◆ WHAT IS NEEDED ◆
Tally the lines holding "this" and state only that figure.

Stored data entries
· · · ·

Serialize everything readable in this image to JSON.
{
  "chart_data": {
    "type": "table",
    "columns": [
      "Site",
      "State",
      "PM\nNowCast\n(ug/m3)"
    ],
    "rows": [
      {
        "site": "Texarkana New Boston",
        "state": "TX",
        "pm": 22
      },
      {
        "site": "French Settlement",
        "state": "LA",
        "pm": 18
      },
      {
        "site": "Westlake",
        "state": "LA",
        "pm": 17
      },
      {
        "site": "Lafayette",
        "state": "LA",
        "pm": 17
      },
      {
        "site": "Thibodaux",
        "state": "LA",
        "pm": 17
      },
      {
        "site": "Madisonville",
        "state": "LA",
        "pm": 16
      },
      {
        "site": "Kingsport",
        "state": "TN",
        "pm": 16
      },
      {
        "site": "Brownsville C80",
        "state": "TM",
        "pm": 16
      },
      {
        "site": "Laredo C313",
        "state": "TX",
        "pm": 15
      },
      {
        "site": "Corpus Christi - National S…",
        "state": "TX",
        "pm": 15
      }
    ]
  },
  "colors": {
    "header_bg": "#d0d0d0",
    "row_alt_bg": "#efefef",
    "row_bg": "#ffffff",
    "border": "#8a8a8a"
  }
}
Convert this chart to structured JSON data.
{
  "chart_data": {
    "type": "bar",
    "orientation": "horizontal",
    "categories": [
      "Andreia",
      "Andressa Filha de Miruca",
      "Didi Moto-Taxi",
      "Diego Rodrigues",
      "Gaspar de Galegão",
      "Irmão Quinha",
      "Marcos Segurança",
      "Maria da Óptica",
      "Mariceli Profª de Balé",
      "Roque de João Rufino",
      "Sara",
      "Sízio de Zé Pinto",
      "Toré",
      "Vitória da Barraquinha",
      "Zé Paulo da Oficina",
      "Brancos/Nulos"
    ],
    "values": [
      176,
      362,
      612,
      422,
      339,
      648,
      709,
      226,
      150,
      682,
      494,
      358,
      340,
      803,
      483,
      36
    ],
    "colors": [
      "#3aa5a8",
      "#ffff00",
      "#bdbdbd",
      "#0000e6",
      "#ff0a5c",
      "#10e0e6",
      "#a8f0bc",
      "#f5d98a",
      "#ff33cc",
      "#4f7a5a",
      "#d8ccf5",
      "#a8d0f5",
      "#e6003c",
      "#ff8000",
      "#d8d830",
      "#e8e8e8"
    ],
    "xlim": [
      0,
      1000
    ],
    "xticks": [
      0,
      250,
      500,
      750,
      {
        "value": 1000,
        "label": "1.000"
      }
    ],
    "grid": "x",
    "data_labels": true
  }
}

· · · ·

◆ SOLUTION ◆
2